## WORK TO COMPLETE
Pull out each line of the records holding the string "data".

## MATERIAL
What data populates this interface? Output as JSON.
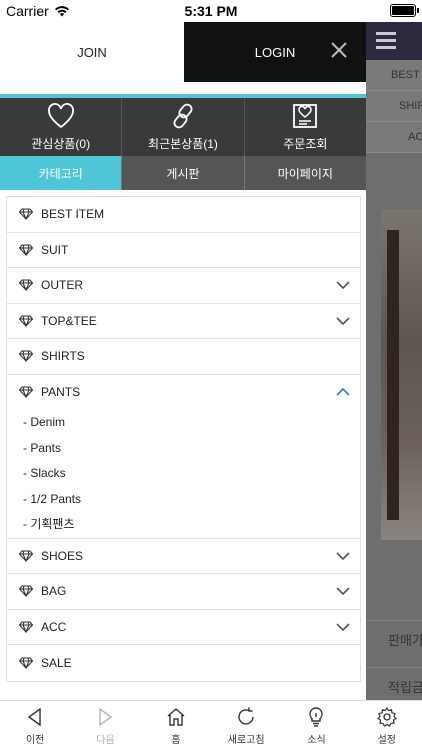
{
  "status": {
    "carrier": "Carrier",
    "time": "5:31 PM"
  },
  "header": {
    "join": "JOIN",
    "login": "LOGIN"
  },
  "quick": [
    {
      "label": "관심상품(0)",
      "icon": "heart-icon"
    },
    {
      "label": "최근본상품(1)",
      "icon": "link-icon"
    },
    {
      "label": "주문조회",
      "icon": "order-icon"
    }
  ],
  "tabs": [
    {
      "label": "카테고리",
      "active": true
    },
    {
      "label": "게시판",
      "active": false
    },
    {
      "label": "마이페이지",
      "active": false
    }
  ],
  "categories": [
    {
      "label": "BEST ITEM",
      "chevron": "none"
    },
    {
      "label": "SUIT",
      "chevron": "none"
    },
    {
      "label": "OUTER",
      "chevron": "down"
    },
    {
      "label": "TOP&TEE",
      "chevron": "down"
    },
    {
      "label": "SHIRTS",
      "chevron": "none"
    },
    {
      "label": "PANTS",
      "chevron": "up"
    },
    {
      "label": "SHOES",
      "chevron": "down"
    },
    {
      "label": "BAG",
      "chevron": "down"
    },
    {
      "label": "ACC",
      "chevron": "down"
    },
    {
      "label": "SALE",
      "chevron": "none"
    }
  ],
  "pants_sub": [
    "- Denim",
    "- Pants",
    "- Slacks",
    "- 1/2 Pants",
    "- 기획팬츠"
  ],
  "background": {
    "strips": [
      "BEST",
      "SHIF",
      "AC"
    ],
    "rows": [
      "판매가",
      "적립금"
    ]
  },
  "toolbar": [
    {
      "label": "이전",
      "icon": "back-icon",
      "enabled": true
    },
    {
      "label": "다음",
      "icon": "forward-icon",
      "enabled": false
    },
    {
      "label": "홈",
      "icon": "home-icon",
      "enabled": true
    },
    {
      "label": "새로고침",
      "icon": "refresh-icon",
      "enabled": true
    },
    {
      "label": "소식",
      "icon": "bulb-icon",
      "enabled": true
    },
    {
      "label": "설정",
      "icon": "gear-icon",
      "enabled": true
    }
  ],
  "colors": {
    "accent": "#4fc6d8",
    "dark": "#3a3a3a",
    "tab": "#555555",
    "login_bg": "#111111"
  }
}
==
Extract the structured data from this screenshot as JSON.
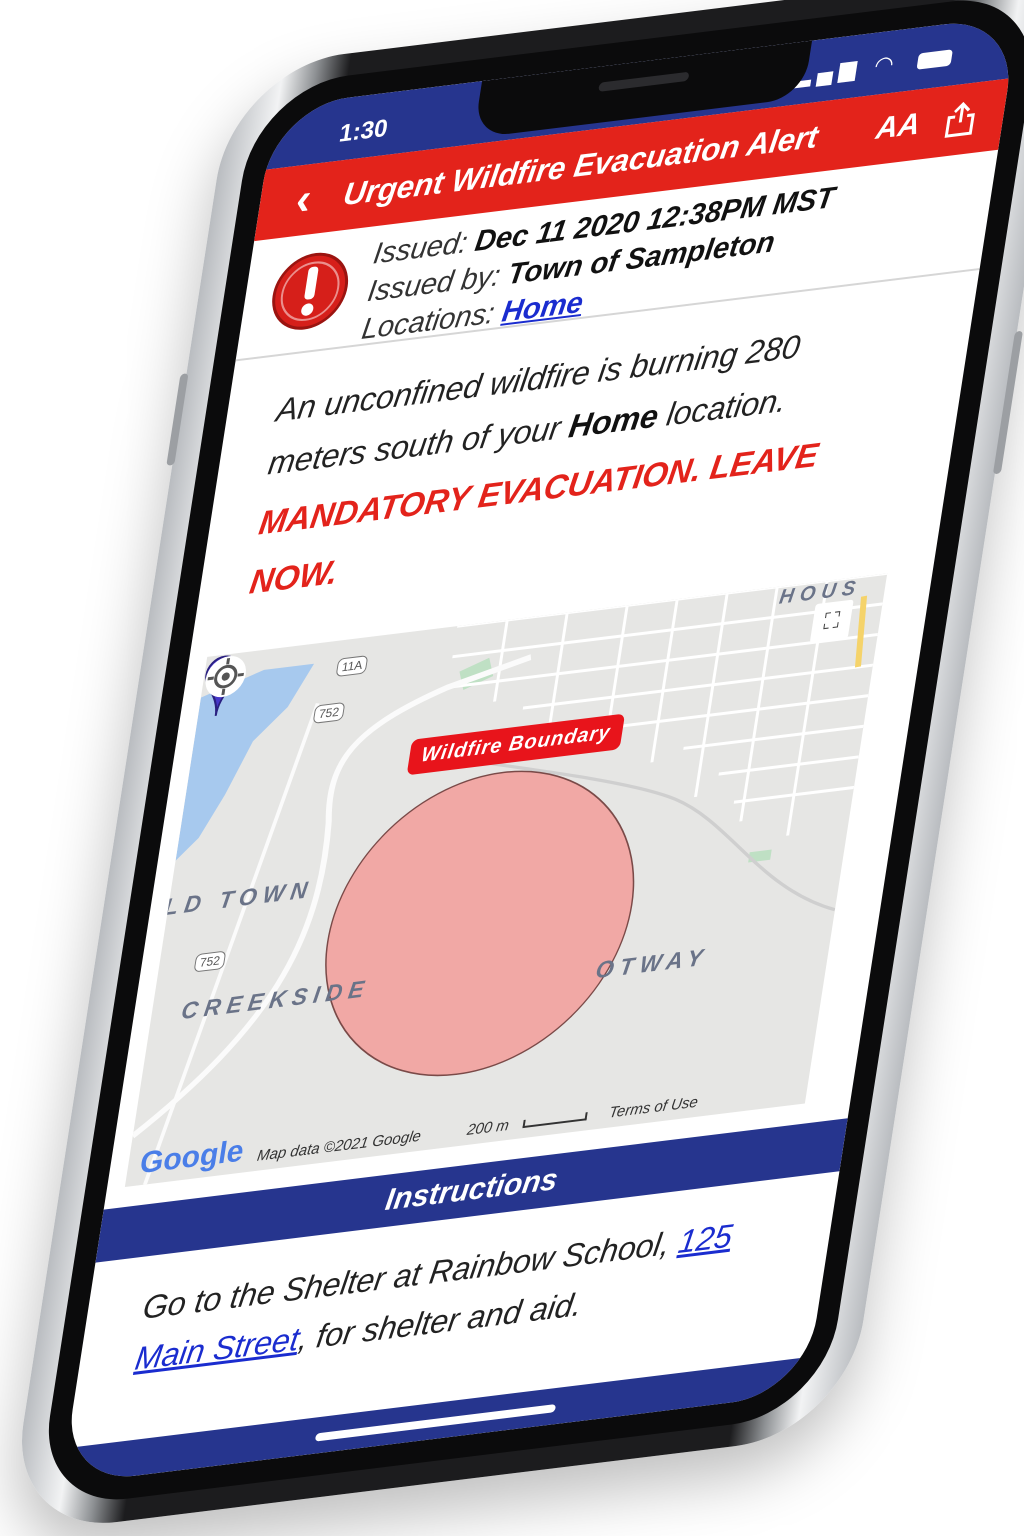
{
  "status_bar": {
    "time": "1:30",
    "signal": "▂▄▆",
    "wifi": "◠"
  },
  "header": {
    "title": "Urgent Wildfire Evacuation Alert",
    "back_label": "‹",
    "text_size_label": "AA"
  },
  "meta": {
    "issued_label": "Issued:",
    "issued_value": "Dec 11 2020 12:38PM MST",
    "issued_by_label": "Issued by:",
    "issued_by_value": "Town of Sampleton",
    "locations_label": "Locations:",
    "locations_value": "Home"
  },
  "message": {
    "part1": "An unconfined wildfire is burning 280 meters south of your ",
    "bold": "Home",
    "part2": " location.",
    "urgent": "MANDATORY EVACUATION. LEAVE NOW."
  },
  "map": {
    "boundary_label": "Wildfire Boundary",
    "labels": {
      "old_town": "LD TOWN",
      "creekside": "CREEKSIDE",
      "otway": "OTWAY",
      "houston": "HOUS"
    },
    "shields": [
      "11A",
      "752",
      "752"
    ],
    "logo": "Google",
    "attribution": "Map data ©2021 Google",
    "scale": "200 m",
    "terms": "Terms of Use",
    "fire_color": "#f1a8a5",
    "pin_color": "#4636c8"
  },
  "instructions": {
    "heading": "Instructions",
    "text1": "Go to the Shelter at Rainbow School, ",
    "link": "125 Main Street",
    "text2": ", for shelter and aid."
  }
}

## THE COMPLETED TASK
What data populates this interface? Output as JSON.
Extract the structured data from this screenshot as JSON.
    "attribution": "Map data ©2021 Google",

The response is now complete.